[Start SOURCE RECORDS]

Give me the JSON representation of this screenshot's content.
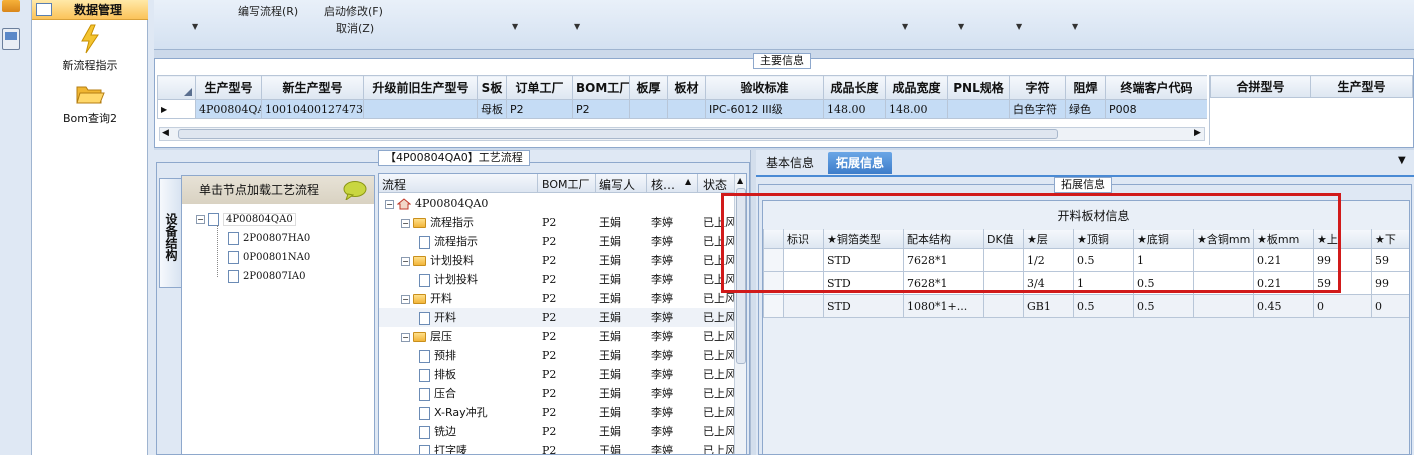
{
  "nav": {
    "header": "数据管理",
    "items": [
      {
        "label": "新流程指示",
        "icon": "lightning-icon"
      },
      {
        "label": "Bom查询2",
        "icon": "folder-open-icon"
      }
    ]
  },
  "ribbon": {
    "items": [
      "编写流程(R)",
      "启动修改(F)",
      "取消(Z)"
    ]
  },
  "main_info": {
    "title": "主要信息",
    "columns": [
      "生产型号",
      "新生产型号",
      "升级前旧生产型号",
      "S板",
      "订单工厂",
      "BOM工厂",
      "板厚",
      "板材",
      "验收标准",
      "成品长度",
      "成品宽度",
      "PNL规格",
      "字符",
      "阻焊",
      "终端客户代码"
    ],
    "row": [
      "4P00804QA0",
      "10010400127473",
      "",
      "母板",
      "P2",
      "P2",
      "",
      "",
      "IPC-6012 III级",
      "148.00",
      "148.00",
      "",
      "白色字符",
      "绿色",
      "P008"
    ],
    "right_columns": [
      "合拼型号",
      "生产型号"
    ]
  },
  "process": {
    "title": "【4P00804QA0】工艺流程",
    "side_tab": "设备结构",
    "load_label": "单击节点加载工艺流程",
    "tree_root": "4P00804QA0",
    "tree_children": [
      "2P00807HA0",
      "0P00801NA0",
      "2P00807IA0"
    ],
    "columns": [
      "流程",
      "BOM工厂",
      "编写人",
      "核…",
      "状态"
    ],
    "rows": [
      {
        "name": "4P00804QA0",
        "level": 0,
        "type": "root",
        "factory": "",
        "writer": "",
        "checker": "",
        "status": ""
      },
      {
        "name": "流程指示",
        "level": 1,
        "type": "folder",
        "factory": "P2",
        "writer": "王娟",
        "checker": "李婷",
        "status": "已上风"
      },
      {
        "name": "流程指示",
        "level": 2,
        "type": "doc",
        "factory": "P2",
        "writer": "王娟",
        "checker": "李婷",
        "status": "已上风"
      },
      {
        "name": "计划投料",
        "level": 1,
        "type": "folder",
        "factory": "P2",
        "writer": "王娟",
        "checker": "李婷",
        "status": "已上风"
      },
      {
        "name": "计划投料",
        "level": 2,
        "type": "doc",
        "factory": "P2",
        "writer": "王娟",
        "checker": "李婷",
        "status": "已上风"
      },
      {
        "name": "开料",
        "level": 1,
        "type": "folder",
        "factory": "P2",
        "writer": "王娟",
        "checker": "李婷",
        "status": "已上风"
      },
      {
        "name": "开料",
        "level": 2,
        "type": "doc",
        "factory": "P2",
        "writer": "王娟",
        "checker": "李婷",
        "status": "已上风"
      },
      {
        "name": "层压",
        "level": 1,
        "type": "folder",
        "factory": "P2",
        "writer": "王娟",
        "checker": "李婷",
        "status": "已上风"
      },
      {
        "name": "预排",
        "level": 2,
        "type": "doc",
        "factory": "P2",
        "writer": "王娟",
        "checker": "李婷",
        "status": "已上风"
      },
      {
        "name": "排板",
        "level": 2,
        "type": "doc",
        "factory": "P2",
        "writer": "王娟",
        "checker": "李婷",
        "status": "已上风"
      },
      {
        "name": "压合",
        "level": 2,
        "type": "doc",
        "factory": "P2",
        "writer": "王娟",
        "checker": "李婷",
        "status": "已上风"
      },
      {
        "name": "X-Ray冲孔",
        "level": 2,
        "type": "doc",
        "factory": "P2",
        "writer": "王娟",
        "checker": "李婷",
        "status": "已上风"
      },
      {
        "name": "铣边",
        "level": 2,
        "type": "doc",
        "factory": "P2",
        "writer": "王娟",
        "checker": "李婷",
        "status": "已上风"
      },
      {
        "name": "打字唛",
        "level": 2,
        "type": "doc",
        "factory": "P2",
        "writer": "王娟",
        "checker": "李婷",
        "status": "已上风"
      }
    ]
  },
  "ext": {
    "tabs": [
      "基本信息",
      "拓展信息"
    ],
    "group_title": "拓展信息",
    "table_title": "开料板材信息",
    "columns": [
      "标识",
      "★铜箔类型",
      "配本结构",
      "DK值",
      "★层",
      "★顶铜",
      "★底铜",
      "★含铜mm",
      "★板mm",
      "★上",
      "★下"
    ],
    "rows": [
      [
        "",
        "STD",
        "7628*1",
        "",
        "1/2",
        "0.5",
        "1",
        "",
        "0.21",
        "99",
        "59"
      ],
      [
        "",
        "STD",
        "7628*1",
        "",
        "3/4",
        "1",
        "0.5",
        "",
        "0.21",
        "59",
        "99"
      ],
      [
        "",
        "STD",
        "1080*1+...",
        "",
        "GB1",
        "0.5",
        "0.5",
        "",
        "0.45",
        "0",
        "0"
      ]
    ]
  },
  "colors": {
    "highlight": "#d11a1a",
    "selection": "#c5dcf5",
    "active_tab": "#4a8ad4"
  }
}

[End SOURCE RECORDS]

AIM OF THE TASK
Your task is to retype all the entries exactly and leave out any pictures.

ANSWER TO THE EXERCISE
Give me the JSON representation of this screenshot's content.
{
  "nav": {
    "header": "数据管理",
    "items": [
      {
        "label": "新流程指示",
        "icon": "lightning-icon"
      },
      {
        "label": "Bom查询2",
        "icon": "folder-open-icon"
      }
    ]
  },
  "ribbon": {
    "items": [
      "编写流程(R)",
      "启动修改(F)",
      "取消(Z)"
    ]
  },
  "main_info": {
    "title": "主要信息",
    "columns": [
      "生产型号",
      "新生产型号",
      "升级前旧生产型号",
      "S板",
      "订单工厂",
      "BOM工厂",
      "板厚",
      "板材",
      "验收标准",
      "成品长度",
      "成品宽度",
      "PNL规格",
      "字符",
      "阻焊",
      "终端客户代码"
    ],
    "row": [
      "4P00804QA0",
      "10010400127473",
      "",
      "母板",
      "P2",
      "P2",
      "",
      "",
      "IPC-6012 III级",
      "148.00",
      "148.00",
      "",
      "白色字符",
      "绿色",
      "P008"
    ],
    "right_columns": [
      "合拼型号",
      "生产型号"
    ]
  },
  "process": {
    "title": "【4P00804QA0】工艺流程",
    "side_tab": "设备结构",
    "load_label": "单击节点加载工艺流程",
    "tree_root": "4P00804QA0",
    "tree_children": [
      "2P00807HA0",
      "0P00801NA0",
      "2P00807IA0"
    ],
    "columns": [
      "流程",
      "BOM工厂",
      "编写人",
      "核…",
      "状态"
    ],
    "rows": [
      {
        "name": "4P00804QA0",
        "level": 0,
        "type": "root",
        "factory": "",
        "writer": "",
        "checker": "",
        "status": ""
      },
      {
        "name": "流程指示",
        "level": 1,
        "type": "folder",
        "factory": "P2",
        "writer": "王娟",
        "checker": "李婷",
        "status": "已上风"
      },
      {
        "name": "流程指示",
        "level": 2,
        "type": "doc",
        "factory": "P2",
        "writer": "王娟",
        "checker": "李婷",
        "status": "已上风"
      },
      {
        "name": "计划投料",
        "level": 1,
        "type": "folder",
        "factory": "P2",
        "writer": "王娟",
        "checker": "李婷",
        "status": "已上风"
      },
      {
        "name": "计划投料",
        "level": 2,
        "type": "doc",
        "factory": "P2",
        "writer": "王娟",
        "checker": "李婷",
        "status": "已上风"
      },
      {
        "name": "开料",
        "level": 1,
        "type": "folder",
        "factory": "P2",
        "writer": "王娟",
        "checker": "李婷",
        "status": "已上风"
      },
      {
        "name": "开料",
        "level": 2,
        "type": "doc",
        "factory": "P2",
        "writer": "王娟",
        "checker": "李婷",
        "status": "已上风"
      },
      {
        "name": "层压",
        "level": 1,
        "type": "folder",
        "factory": "P2",
        "writer": "王娟",
        "checker": "李婷",
        "status": "已上风"
      },
      {
        "name": "预排",
        "level": 2,
        "type": "doc",
        "factory": "P2",
        "writer": "王娟",
        "checker": "李婷",
        "status": "已上风"
      },
      {
        "name": "排板",
        "level": 2,
        "type": "doc",
        "factory": "P2",
        "writer": "王娟",
        "checker": "李婷",
        "status": "已上风"
      },
      {
        "name": "压合",
        "level": 2,
        "type": "doc",
        "factory": "P2",
        "writer": "王娟",
        "checker": "李婷",
        "status": "已上风"
      },
      {
        "name": "X-Ray冲孔",
        "level": 2,
        "type": "doc",
        "factory": "P2",
        "writer": "王娟",
        "checker": "李婷",
        "status": "已上风"
      },
      {
        "name": "铣边",
        "level": 2,
        "type": "doc",
        "factory": "P2",
        "writer": "王娟",
        "checker": "李婷",
        "status": "已上风"
      },
      {
        "name": "打字唛",
        "level": 2,
        "type": "doc",
        "factory": "P2",
        "writer": "王娟",
        "checker": "李婷",
        "status": "已上风"
      }
    ]
  },
  "ext": {
    "tabs": [
      "基本信息",
      "拓展信息"
    ],
    "group_title": "拓展信息",
    "table_title": "开料板材信息",
    "columns": [
      "标识",
      "★铜箔类型",
      "配本结构",
      "DK值",
      "★层",
      "★顶铜",
      "★底铜",
      "★含铜mm",
      "★板mm",
      "★上",
      "★下"
    ],
    "rows": [
      [
        "",
        "STD",
        "7628*1",
        "",
        "1/2",
        "0.5",
        "1",
        "",
        "0.21",
        "99",
        "59"
      ],
      [
        "",
        "STD",
        "7628*1",
        "",
        "3/4",
        "1",
        "0.5",
        "",
        "0.21",
        "59",
        "99"
      ],
      [
        "",
        "STD",
        "1080*1+...",
        "",
        "GB1",
        "0.5",
        "0.5",
        "",
        "0.45",
        "0",
        "0"
      ]
    ]
  },
  "colors": {
    "highlight": "#d11a1a",
    "selection": "#c5dcf5",
    "active_tab": "#4a8ad4"
  }
}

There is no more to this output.